The exercise => Skip the images. Copy the records exactly as written.

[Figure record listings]
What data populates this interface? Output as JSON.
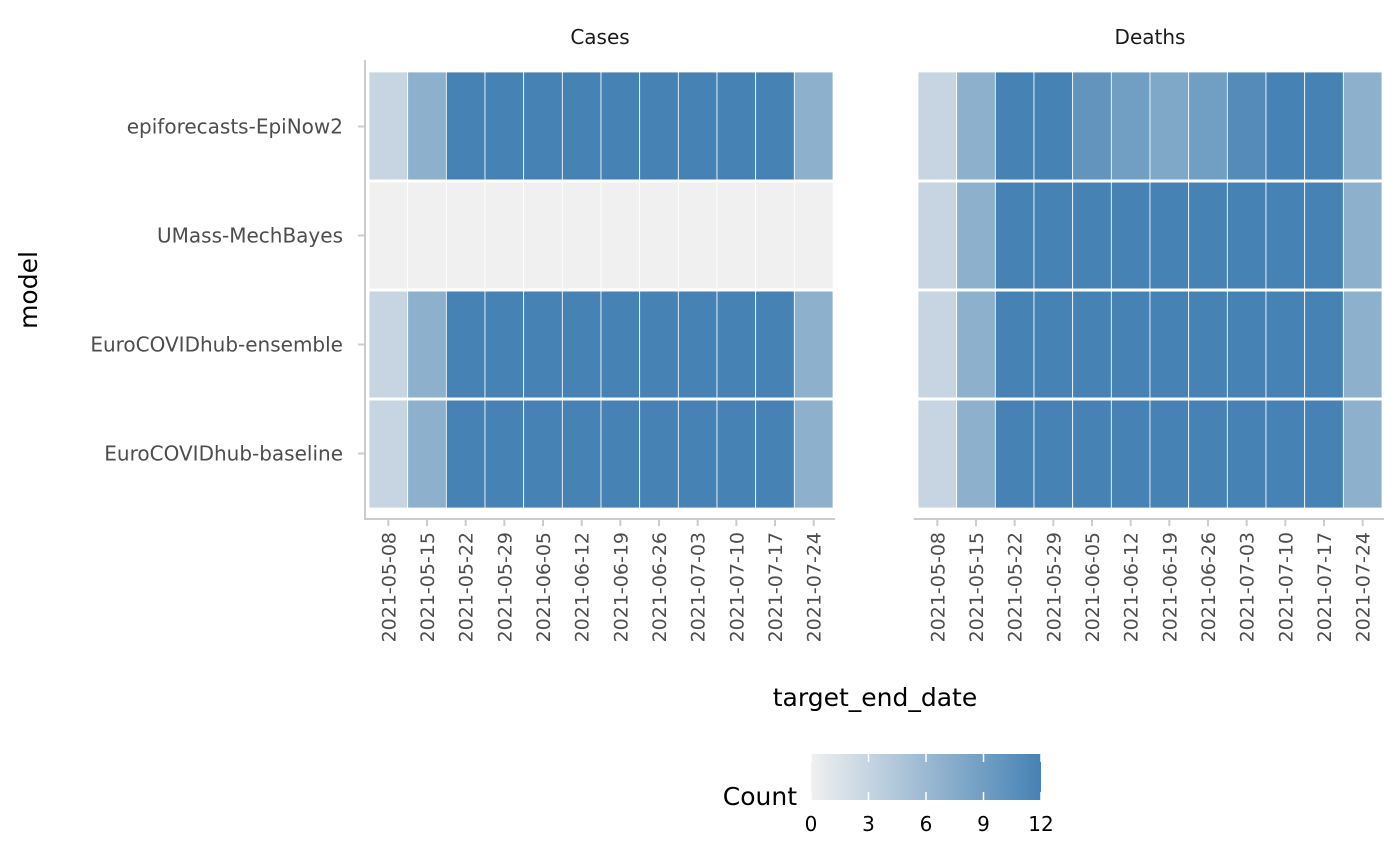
{
  "chart_data": {
    "type": "heatmap",
    "facets": [
      "Cases",
      "Deaths"
    ],
    "xlabel": "target_end_date",
    "ylabel": "model",
    "x_categories": [
      "2021-05-08",
      "2021-05-15",
      "2021-05-22",
      "2021-05-29",
      "2021-06-05",
      "2021-06-12",
      "2021-06-19",
      "2021-06-26",
      "2021-07-03",
      "2021-07-10",
      "2021-07-17",
      "2021-07-24"
    ],
    "models": [
      "epiforecasts-EpiNow2",
      "UMass-MechBayes",
      "EuroCOVIDhub-ensemble",
      "EuroCOVIDhub-baseline"
    ],
    "values": {
      "Cases": [
        [
          3,
          7,
          12,
          12,
          12,
          12,
          12,
          12,
          12,
          12,
          12,
          7
        ],
        [
          0,
          0,
          0,
          0,
          0,
          0,
          0,
          0,
          0,
          0,
          0,
          0
        ],
        [
          3,
          7,
          12,
          12,
          12,
          12,
          12,
          12,
          12,
          12,
          12,
          7
        ],
        [
          3,
          7,
          12,
          12,
          12,
          12,
          12,
          12,
          12,
          12,
          12,
          7
        ]
      ],
      "Deaths": [
        [
          3,
          7,
          12,
          12,
          10,
          9,
          8,
          9,
          11,
          12,
          12,
          7
        ],
        [
          3,
          7,
          12,
          12,
          12,
          12,
          12,
          12,
          12,
          12,
          12,
          7
        ],
        [
          3,
          7,
          12,
          12,
          12,
          12,
          12,
          12,
          12,
          12,
          12,
          7
        ],
        [
          3,
          7,
          12,
          12,
          12,
          12,
          12,
          12,
          12,
          12,
          12,
          7
        ]
      ]
    },
    "legend": {
      "title": "Count",
      "breaks": [
        "0",
        "3",
        "6",
        "9",
        "12"
      ],
      "range": [
        0,
        12
      ],
      "low_color": "#f0f0f0",
      "high_color": "#4682b4",
      "placement": "bottom"
    }
  }
}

Full answer =>
What data populates this interface? Output as JSON.
{
  "chart_data": {
    "type": "heatmap",
    "facets": [
      "Cases",
      "Deaths"
    ],
    "xlabel": "target_end_date",
    "ylabel": "model",
    "x_categories": [
      "2021-05-08",
      "2021-05-15",
      "2021-05-22",
      "2021-05-29",
      "2021-06-05",
      "2021-06-12",
      "2021-06-19",
      "2021-06-26",
      "2021-07-03",
      "2021-07-10",
      "2021-07-17",
      "2021-07-24"
    ],
    "models": [
      "epiforecasts-EpiNow2",
      "UMass-MechBayes",
      "EuroCOVIDhub-ensemble",
      "EuroCOVIDhub-baseline"
    ],
    "values": {
      "Cases": [
        [
          3,
          7,
          12,
          12,
          12,
          12,
          12,
          12,
          12,
          12,
          12,
          7
        ],
        [
          0,
          0,
          0,
          0,
          0,
          0,
          0,
          0,
          0,
          0,
          0,
          0
        ],
        [
          3,
          7,
          12,
          12,
          12,
          12,
          12,
          12,
          12,
          12,
          12,
          7
        ],
        [
          3,
          7,
          12,
          12,
          12,
          12,
          12,
          12,
          12,
          12,
          12,
          7
        ]
      ],
      "Deaths": [
        [
          3,
          7,
          12,
          12,
          10,
          9,
          8,
          9,
          11,
          12,
          12,
          7
        ],
        [
          3,
          7,
          12,
          12,
          12,
          12,
          12,
          12,
          12,
          12,
          12,
          7
        ],
        [
          3,
          7,
          12,
          12,
          12,
          12,
          12,
          12,
          12,
          12,
          12,
          7
        ],
        [
          3,
          7,
          12,
          12,
          12,
          12,
          12,
          12,
          12,
          12,
          12,
          7
        ]
      ]
    },
    "legend": {
      "title": "Count",
      "breaks": [
        "0",
        "3",
        "6",
        "9",
        "12"
      ],
      "range": [
        0,
        12
      ],
      "low_color": "#f0f0f0",
      "high_color": "#4682b4",
      "placement": "bottom"
    }
  }
}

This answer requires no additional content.